## What the task requires
How many lines of these entries hold the string "text"? Reply with the number alone.

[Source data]
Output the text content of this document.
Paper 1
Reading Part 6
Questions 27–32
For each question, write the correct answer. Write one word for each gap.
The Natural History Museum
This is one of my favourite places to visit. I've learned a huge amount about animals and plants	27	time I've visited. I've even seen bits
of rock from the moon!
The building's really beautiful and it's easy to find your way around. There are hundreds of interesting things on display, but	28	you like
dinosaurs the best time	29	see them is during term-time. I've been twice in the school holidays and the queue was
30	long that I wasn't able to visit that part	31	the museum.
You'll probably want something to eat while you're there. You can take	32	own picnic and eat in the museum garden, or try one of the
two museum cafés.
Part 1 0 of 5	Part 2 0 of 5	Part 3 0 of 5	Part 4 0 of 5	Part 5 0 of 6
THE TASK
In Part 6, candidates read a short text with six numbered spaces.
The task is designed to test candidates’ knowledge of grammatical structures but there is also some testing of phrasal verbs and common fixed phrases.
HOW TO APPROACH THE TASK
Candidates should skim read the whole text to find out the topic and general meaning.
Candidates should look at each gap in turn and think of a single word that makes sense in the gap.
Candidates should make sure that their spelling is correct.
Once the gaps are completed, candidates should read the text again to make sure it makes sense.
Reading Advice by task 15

## Correct response
4